» **The request**:
Return all of the data exactly, with nothing left out but the pictures.

» **Record extracts**:
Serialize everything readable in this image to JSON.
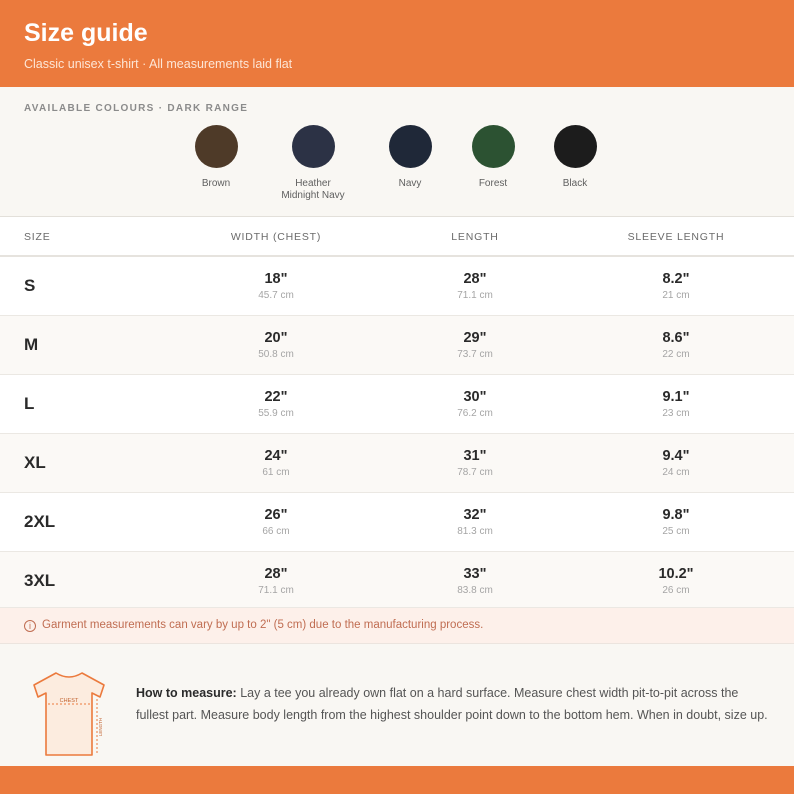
{
  "header": {
    "title": "Size guide",
    "subtitle": "Classic unisex t-shirt · All measurements laid flat"
  },
  "colours": {
    "label": "AVAILABLE COLOURS · DARK RANGE",
    "swatches": [
      {
        "name": "Brown",
        "color": "#4e3a28"
      },
      {
        "name": "Heather Midnight Navy",
        "color": "#2c3245"
      },
      {
        "name": "Navy",
        "color": "#1f2838"
      },
      {
        "name": "Forest",
        "color": "#2c5232"
      },
      {
        "name": "Black",
        "color": "#1c1c1c"
      }
    ]
  },
  "table": {
    "headers": [
      "SIZE",
      "WIDTH (CHEST)",
      "LENGTH",
      "SLEEVE LENGTH"
    ],
    "rows": [
      {
        "size": "S",
        "width_in": "18\"",
        "width_cm": "45.7 cm",
        "length_in": "28\"",
        "length_cm": "71.1 cm",
        "sleeve_in": "8.2\"",
        "sleeve_cm": "21 cm"
      },
      {
        "size": "M",
        "width_in": "20\"",
        "width_cm": "50.8 cm",
        "length_in": "29\"",
        "length_cm": "73.7 cm",
        "sleeve_in": "8.6\"",
        "sleeve_cm": "22 cm"
      },
      {
        "size": "L",
        "width_in": "22\"",
        "width_cm": "55.9 cm",
        "length_in": "30\"",
        "length_cm": "76.2 cm",
        "sleeve_in": "9.1\"",
        "sleeve_cm": "23 cm"
      },
      {
        "size": "XL",
        "width_in": "24\"",
        "width_cm": "61 cm",
        "length_in": "31\"",
        "length_cm": "78.7 cm",
        "sleeve_in": "9.4\"",
        "sleeve_cm": "24 cm"
      },
      {
        "size": "2XL",
        "width_in": "26\"",
        "width_cm": "66 cm",
        "length_in": "32\"",
        "length_cm": "81.3 cm",
        "sleeve_in": "9.8\"",
        "sleeve_cm": "25 cm"
      },
      {
        "size": "3XL",
        "width_in": "28\"",
        "width_cm": "71.1 cm",
        "length_in": "33\"",
        "length_cm": "83.8 cm",
        "sleeve_in": "10.2\"",
        "sleeve_cm": "26 cm"
      }
    ]
  },
  "note": {
    "icon": "info-icon",
    "text": "Garment measurements can vary by up to 2\" (5 cm) due to the manufacturing process."
  },
  "howto": {
    "illustration_labels": {
      "chest": "CHEST",
      "length": "LENGTH"
    },
    "heading": "How to measure:",
    "body": " Lay a tee you already own flat on a hard surface. Measure chest width pit-to-pit across the fullest part. Measure body length from the highest shoulder point down to the bottom hem. When in doubt, size up."
  },
  "theme": {
    "accent": "#eb7a3d"
  }
}
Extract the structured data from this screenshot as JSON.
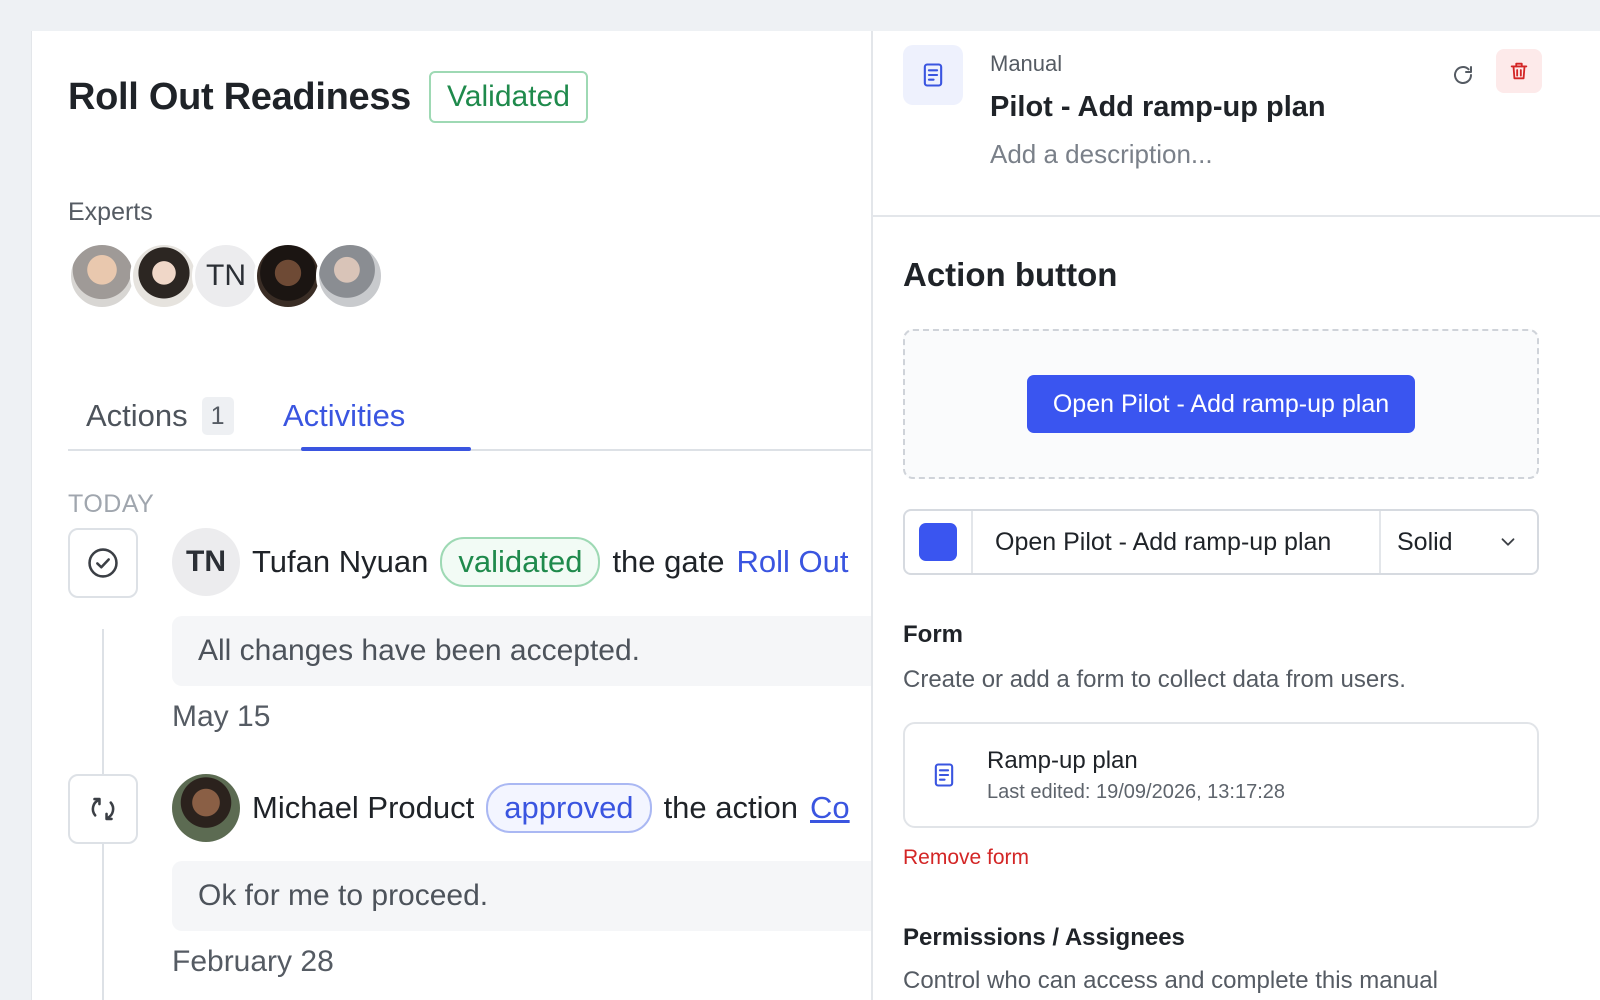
{
  "gate": {
    "title": "Roll Out Readiness",
    "status": "Validated",
    "experts_label": "Experts",
    "experts": [
      {
        "initials": ""
      },
      {
        "initials": ""
      },
      {
        "initials": "TN"
      },
      {
        "initials": ""
      },
      {
        "initials": ""
      }
    ]
  },
  "tabs": [
    {
      "label": "Actions",
      "count": "1",
      "active": false
    },
    {
      "label": "Activities",
      "active": true
    }
  ],
  "activity": {
    "group_label": "TODAY",
    "items": [
      {
        "icon": "check-circle-icon",
        "avatar_initials": "TN",
        "user": "Tufan Nyuan",
        "verb": "validated",
        "text": "the gate",
        "target": "Roll Out",
        "comment": "All changes have been accepted.",
        "date": "May 15"
      },
      {
        "icon": "refresh-icon",
        "avatar_initials": "",
        "user": "Michael Product",
        "verb": "approved",
        "text": "the action",
        "target": "Co",
        "comment": "Ok for me to proceed.",
        "date": "February 28"
      }
    ]
  },
  "panel": {
    "kind": "Manual",
    "title": "Pilot - Add ramp-up plan",
    "description_placeholder": "Add a description...",
    "action_button": {
      "section_title": "Action button",
      "preview_label": "Open Pilot - Add ramp-up plan",
      "color": "#3a55f0",
      "label_value": "Open Pilot - Add ramp-up plan",
      "style": "Solid"
    },
    "form": {
      "label": "Form",
      "description": "Create or add a form to collect data from users.",
      "name": "Ramp-up plan",
      "last_edited": "Last edited: 19/09/2026, 13:17:28",
      "remove_label": "Remove form"
    },
    "permissions": {
      "label": "Permissions / Assignees",
      "description": "Control who can access and complete this manual"
    }
  },
  "colors": {
    "accent": "#3a55e0",
    "success": "#1f8a4c",
    "danger": "#d32626"
  }
}
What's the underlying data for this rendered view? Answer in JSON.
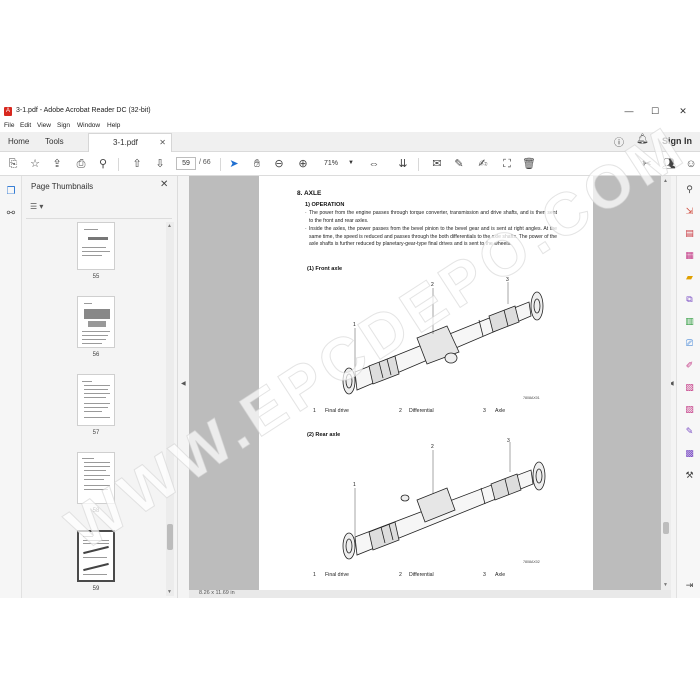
{
  "window": {
    "title": "3-1.pdf - Adobe Acrobat Reader DC (32-bit)",
    "minimize": "—",
    "maximize": "☐",
    "close": "✕"
  },
  "menu": [
    "File",
    "Edit",
    "View",
    "Sign",
    "Window",
    "Help"
  ],
  "tabs": {
    "home": "Home",
    "tools": "Tools",
    "document": "3-1.pdf",
    "sign_in": "Sign In"
  },
  "toolbar": {
    "page_current": "59",
    "page_total": "/ 66",
    "zoom": "71%"
  },
  "thumbnail_panel": {
    "title": "Page Thumbnails",
    "pages": [
      "55",
      "56",
      "57",
      "58",
      "59"
    ],
    "selected_page": "59"
  },
  "status": {
    "page_size": "8.26 x 11.69 in"
  },
  "document": {
    "section_title": "8. AXLE",
    "sub_operation": "1) OPERATION",
    "para1": "The power from the engine passes through torque converter, transmission and drive shafts, and is then sent to the front and rear axles.",
    "para2": "Inside the axles, the power passes from the bevel pinion to the bevel gear and is sent at right angles. At the same time, the speed is reduced and passes through the both differentials to the axle shafts. The power of the axle shafts is further reduced by planetary-gear-type final drives and is sent to the wheels.",
    "front_axle_heading": "(1) Front axle",
    "rear_axle_heading": "(2) Rear axle",
    "front_fig_code": "7808AX01",
    "rear_fig_code": "7808AX02",
    "callouts": [
      "1",
      "2",
      "3"
    ],
    "legend": [
      {
        "num": "1",
        "label": "Final drive"
      },
      {
        "num": "2",
        "label": "Differential"
      },
      {
        "num": "3",
        "label": "Axle"
      }
    ]
  },
  "watermark": "WWW.EPCDEPO.COM",
  "icons": {
    "app": "acrobat-icon",
    "colors": {
      "acrobat_red": "#d8281f",
      "accent_blue": "#1f6fd1"
    }
  }
}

» **Problem solution**:
Serialize everything readable in this image to JSON.
{
  "header": {
    "title": "Size guide",
    "subtitle": "Classic unisex t-shirt · All measurements laid flat"
  },
  "colours": {
    "label": "AVAILABLE COLOURS · DARK RANGE",
    "swatches": [
      {
        "name": "Brown",
        "color": "#4e3a28"
      },
      {
        "name": "Heather Midnight Navy",
        "color": "#2c3245"
      },
      {
        "name": "Navy",
        "color": "#1f2838"
      },
      {
        "name": "Forest",
        "color": "#2c5232"
      },
      {
        "name": "Black",
        "color": "#1c1c1c"
      }
    ]
  },
  "table": {
    "headers": [
      "SIZE",
      "WIDTH (CHEST)",
      "LENGTH",
      "SLEEVE LENGTH"
    ],
    "rows": [
      {
        "size": "S",
        "width_in": "18\"",
        "width_cm": "45.7 cm",
        "length_in": "28\"",
        "length_cm": "71.1 cm",
        "sleeve_in": "8.2\"",
        "sleeve_cm": "21 cm"
      },
      {
        "size": "M",
        "width_in": "20\"",
        "width_cm": "50.8 cm",
        "length_in": "29\"",
        "length_cm": "73.7 cm",
        "sleeve_in": "8.6\"",
        "sleeve_cm": "22 cm"
      },
      {
        "size": "L",
        "width_in": "22\"",
        "width_cm": "55.9 cm",
        "length_in": "30\"",
        "length_cm": "76.2 cm",
        "sleeve_in": "9.1\"",
        "sleeve_cm": "23 cm"
      },
      {
        "size": "XL",
        "width_in": "24\"",
        "width_cm": "61 cm",
        "length_in": "31\"",
        "length_cm": "78.7 cm",
        "sleeve_in": "9.4\"",
        "sleeve_cm": "24 cm"
      },
      {
        "size": "2XL",
        "width_in": "26\"",
        "width_cm": "66 cm",
        "length_in": "32\"",
        "length_cm": "81.3 cm",
        "sleeve_in": "9.8\"",
        "sleeve_cm": "25 cm"
      },
      {
        "size": "3XL",
        "width_in": "28\"",
        "width_cm": "71.1 cm",
        "length_in": "33\"",
        "length_cm": "83.8 cm",
        "sleeve_in": "10.2\"",
        "sleeve_cm": "26 cm"
      }
    ]
  },
  "note": {
    "icon": "info-icon",
    "text": "Garment measurements can vary by up to 2\" (5 cm) due to the manufacturing process."
  },
  "howto": {
    "illustration_labels": {
      "chest": "CHEST",
      "length": "LENGTH"
    },
    "heading": "How to measure:",
    "body": " Lay a tee you already own flat on a hard surface. Measure chest width pit-to-pit across the fullest part. Measure body length from the highest shoulder point down to the bottom hem. When in doubt, size up."
  },
  "theme": {
    "accent": "#eb7a3d"
  }
}
Extract the structured data from this screenshot as JSON.
{
  "gate": {
    "title": "Roll Out Readiness",
    "status": "Validated",
    "experts_label": "Experts",
    "experts": [
      {
        "initials": ""
      },
      {
        "initials": ""
      },
      {
        "initials": "TN"
      },
      {
        "initials": ""
      },
      {
        "initials": ""
      }
    ]
  },
  "tabs": [
    {
      "label": "Actions",
      "count": "1",
      "active": false
    },
    {
      "label": "Activities",
      "active": true
    }
  ],
  "activity": {
    "group_label": "TODAY",
    "items": [
      {
        "icon": "check-circle-icon",
        "avatar_initials": "TN",
        "user": "Tufan Nyuan",
        "verb": "validated",
        "text": "the gate",
        "target": "Roll Out",
        "comment": "All changes have been accepted.",
        "date": "May 15"
      },
      {
        "icon": "refresh-icon",
        "avatar_initials": "",
        "user": "Michael Product",
        "verb": "approved",
        "text": "the action",
        "target": "Co",
        "comment": "Ok for me to proceed.",
        "date": "February 28"
      }
    ]
  },
  "panel": {
    "kind": "Manual",
    "title": "Pilot - Add ramp-up plan",
    "description_placeholder": "Add a description...",
    "action_button": {
      "section_title": "Action button",
      "preview_label": "Open Pilot - Add ramp-up plan",
      "color": "#3a55f0",
      "label_value": "Open Pilot - Add ramp-up plan",
      "style": "Solid"
    },
    "form": {
      "label": "Form",
      "description": "Create or add a form to collect data from users.",
      "name": "Ramp-up plan",
      "last_edited": "Last edited: 19/09/2026, 13:17:28",
      "remove_label": "Remove form"
    },
    "permissions": {
      "label": "Permissions / Assignees",
      "description": "Control who can access and complete this manual"
    }
  },
  "colors": {
    "accent": "#3a55e0",
    "success": "#1f8a4c",
    "danger": "#d32626"
  }
}
What's the underlying data for this rendered view? Answer in JSON.
{
  "window": {
    "title": "3-1.pdf - Adobe Acrobat Reader DC (32-bit)",
    "minimize": "—",
    "maximize": "☐",
    "close": "✕"
  },
  "menu": [
    "File",
    "Edit",
    "View",
    "Sign",
    "Window",
    "Help"
  ],
  "tabs": {
    "home": "Home",
    "tools": "Tools",
    "document": "3-1.pdf",
    "sign_in": "Sign In"
  },
  "toolbar": {
    "page_current": "59",
    "page_total": "/ 66",
    "zoom": "71%"
  },
  "thumbnail_panel": {
    "title": "Page Thumbnails",
    "pages": [
      "55",
      "56",
      "57",
      "58",
      "59"
    ],
    "selected_page": "59"
  },
  "status": {
    "page_size": "8.26 x 11.69 in"
  },
  "document": {
    "section_title": "8. AXLE",
    "sub_operation": "1) OPERATION",
    "para1": "The power from the engine passes through torque converter, transmission and drive shafts, and is then sent to the front and rear axles.",
    "para2": "Inside the axles, the power passes from the bevel pinion to the bevel gear and is sent at right angles. At the same time, the speed is reduced and passes through the both differentials to the axle shafts. The power of the axle shafts is further reduced by planetary-gear-type final drives and is sent to the wheels.",
    "front_axle_heading": "(1) Front axle",
    "rear_axle_heading": "(2) Rear axle",
    "front_fig_code": "7808AX01",
    "rear_fig_code": "7808AX02",
    "callouts": [
      "1",
      "2",
      "3"
    ],
    "legend": [
      {
        "num": "1",
        "label": "Final drive"
      },
      {
        "num": "2",
        "label": "Differential"
      },
      {
        "num": "3",
        "label": "Axle"
      }
    ]
  },
  "watermark": "WWW.EPCDEPO.COM",
  "icons": {
    "app": "acrobat-icon",
    "colors": {
      "acrobat_red": "#d8281f",
      "accent_blue": "#1f6fd1"
    }
  }
}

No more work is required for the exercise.